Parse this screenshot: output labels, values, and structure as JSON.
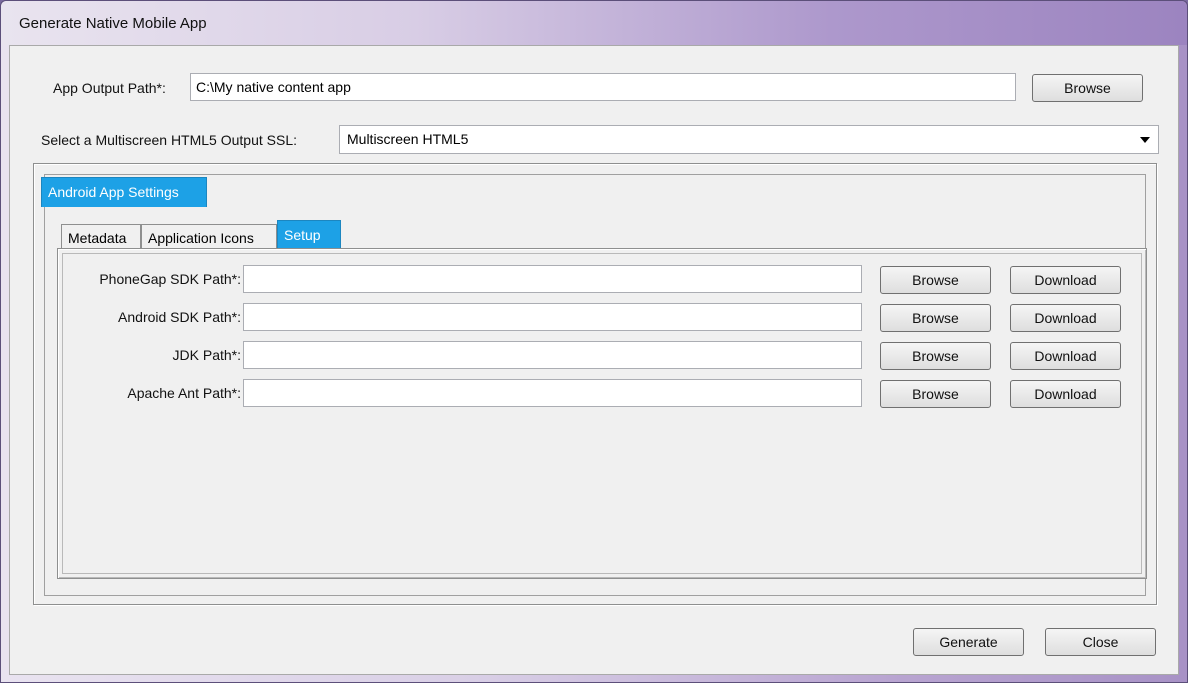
{
  "window": {
    "title": "Generate Native Mobile App"
  },
  "output": {
    "label": "App Output Path*:",
    "value": "C:\\My native content app",
    "browse_label": "Browse"
  },
  "ssl": {
    "label": "Select a Multiscreen HTML5 Output SSL:",
    "selected": "Multiscreen HTML5"
  },
  "outer_tabs": [
    {
      "label": "Android App Settings",
      "active": true
    }
  ],
  "inner_tabs": [
    {
      "label": "Metadata",
      "active": false
    },
    {
      "label": "Application Icons",
      "active": false
    },
    {
      "label": "Setup",
      "active": true
    }
  ],
  "setup": {
    "rows": [
      {
        "label": "PhoneGap SDK Path*:",
        "value": "",
        "browse": "Browse",
        "download": "Download"
      },
      {
        "label": "Android SDK Path*:",
        "value": "",
        "browse": "Browse",
        "download": "Download"
      },
      {
        "label": "JDK Path*:",
        "value": "",
        "browse": "Browse",
        "download": "Download"
      },
      {
        "label": "Apache Ant Path*:",
        "value": "",
        "browse": "Browse",
        "download": "Download"
      }
    ]
  },
  "footer": {
    "generate_label": "Generate",
    "close_label": "Close"
  }
}
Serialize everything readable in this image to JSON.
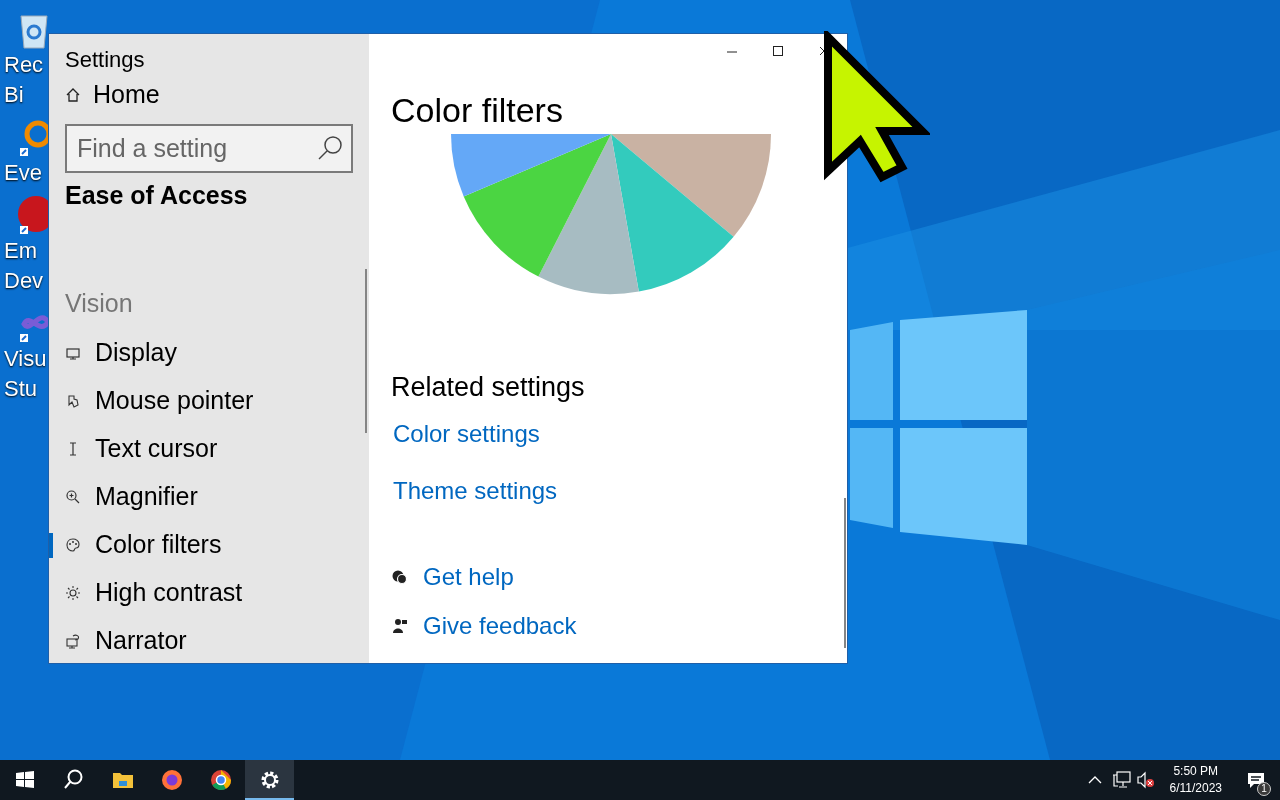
{
  "desktop_icons": [
    {
      "kind": "recycle",
      "lines": [
        "Rec",
        "Bi"
      ]
    },
    {
      "kind": "search-app",
      "lines": [
        "Eve"
      ]
    },
    {
      "kind": "devcpp",
      "lines": [
        "Em",
        "Dev"
      ]
    },
    {
      "kind": "vstudio",
      "lines": [
        "Visu",
        "Stu"
      ]
    }
  ],
  "window": {
    "title": "Settings",
    "home": "Home",
    "search": {
      "placeholder": "Find a setting"
    },
    "section": "Ease of Access",
    "group": "Vision",
    "nav_items": [
      {
        "kind": "display",
        "label": "Display",
        "selected": false
      },
      {
        "kind": "pointer",
        "label": "Mouse pointer",
        "selected": false
      },
      {
        "kind": "cursor",
        "label": "Text cursor",
        "selected": false
      },
      {
        "kind": "magnifier",
        "label": "Magnifier",
        "selected": false
      },
      {
        "kind": "palette",
        "label": "Color filters",
        "selected": true
      },
      {
        "kind": "contrast",
        "label": "High contrast",
        "selected": false
      },
      {
        "kind": "narrator",
        "label": "Narrator",
        "selected": false
      }
    ],
    "heading": "Color filters",
    "related": {
      "title": "Related settings",
      "links": [
        "Color settings",
        "Theme settings"
      ]
    },
    "help_links": [
      {
        "kind": "help",
        "label": "Get help"
      },
      {
        "kind": "feedback",
        "label": "Give feedback"
      }
    ]
  },
  "taskbar": {
    "apps": [
      {
        "kind": "start",
        "active": false
      },
      {
        "kind": "search",
        "active": false
      },
      {
        "kind": "explorer",
        "active": false
      },
      {
        "kind": "firefox",
        "active": false
      },
      {
        "kind": "chrome",
        "active": false
      },
      {
        "kind": "settings",
        "active": true
      }
    ],
    "time": "5:50 PM",
    "date": "6/11/2023",
    "notifications": "1"
  }
}
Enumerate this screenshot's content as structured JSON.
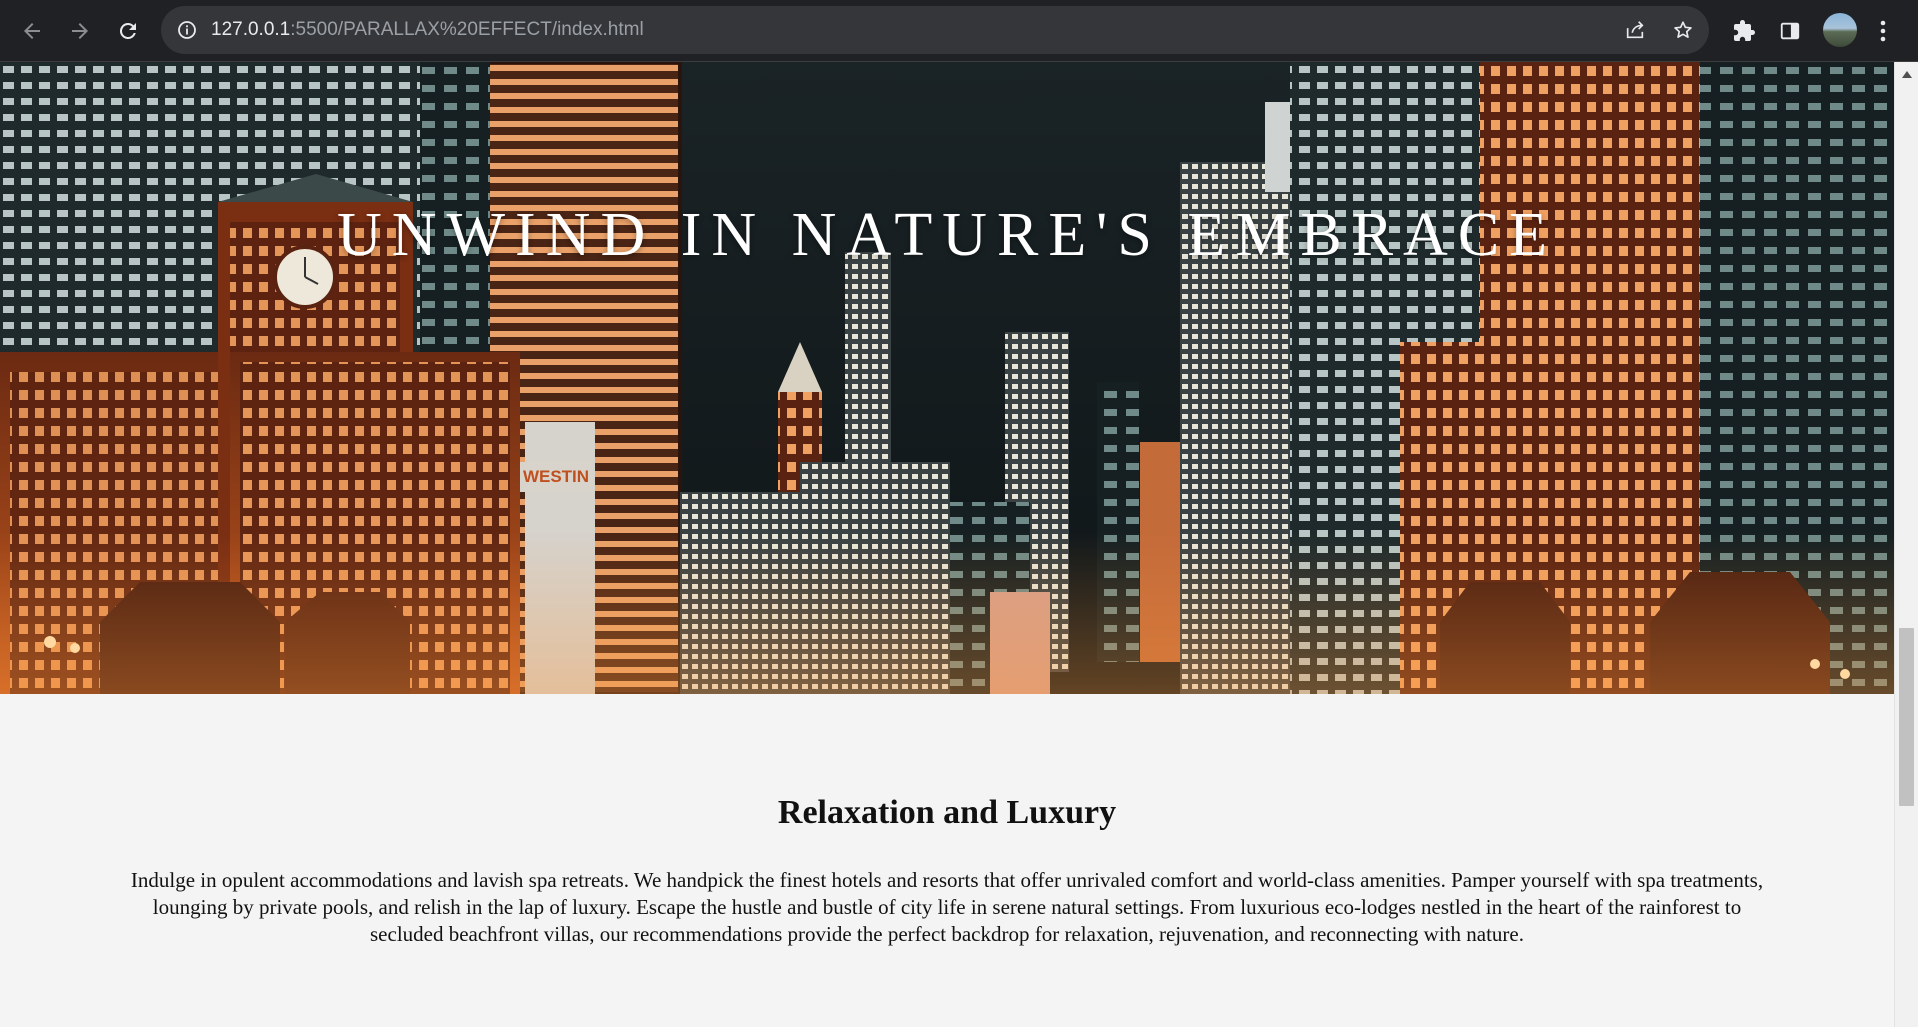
{
  "browser": {
    "url_host": "127.0.0.1",
    "url_path": ":5500/PARALLAX%20EFFECT/index.html",
    "icons": {
      "back": "arrow-left-icon",
      "forward": "arrow-right-icon",
      "reload": "reload-icon",
      "site_info": "info-icon",
      "share": "share-icon",
      "bookmark": "star-icon",
      "extensions": "puzzle-icon",
      "side_panel": "side-panel-icon",
      "profile": "avatar",
      "menu": "kebab-menu-icon"
    }
  },
  "hero": {
    "title": "UNWIND IN NATURE'S EMBRACE",
    "sign_text": "WESTIN"
  },
  "section": {
    "heading": "Relaxation and Luxury",
    "body": "Indulge in opulent accommodations and lavish spa retreats. We handpick the finest hotels and resorts that offer unrivaled comfort and world-class amenities. Pamper yourself with spa treatments, lounging by private pools, and relish in the lap of luxury. Escape the hustle and bustle of city life in serene natural settings. From luxurious eco-lodges nestled in the heart of the rainforest to secluded beachfront villas, our recommendations provide the perfect backdrop for relaxation, rejuvenation, and reconnecting with nature."
  },
  "colors": {
    "chrome_bg": "#202124",
    "omnibox_bg": "#35363a",
    "page_bg": "#f4f4f4",
    "hero_title": "#ffffff"
  }
}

__What you should do__:
Scan the lines above for "JSON", then copy every one that has it.

__The reply__:
Parse this screenshot: output labels, values, and structure as JSON.
Serialize everything readable in this image to JSON.
Enumerate this screenshot's content as structured JSON.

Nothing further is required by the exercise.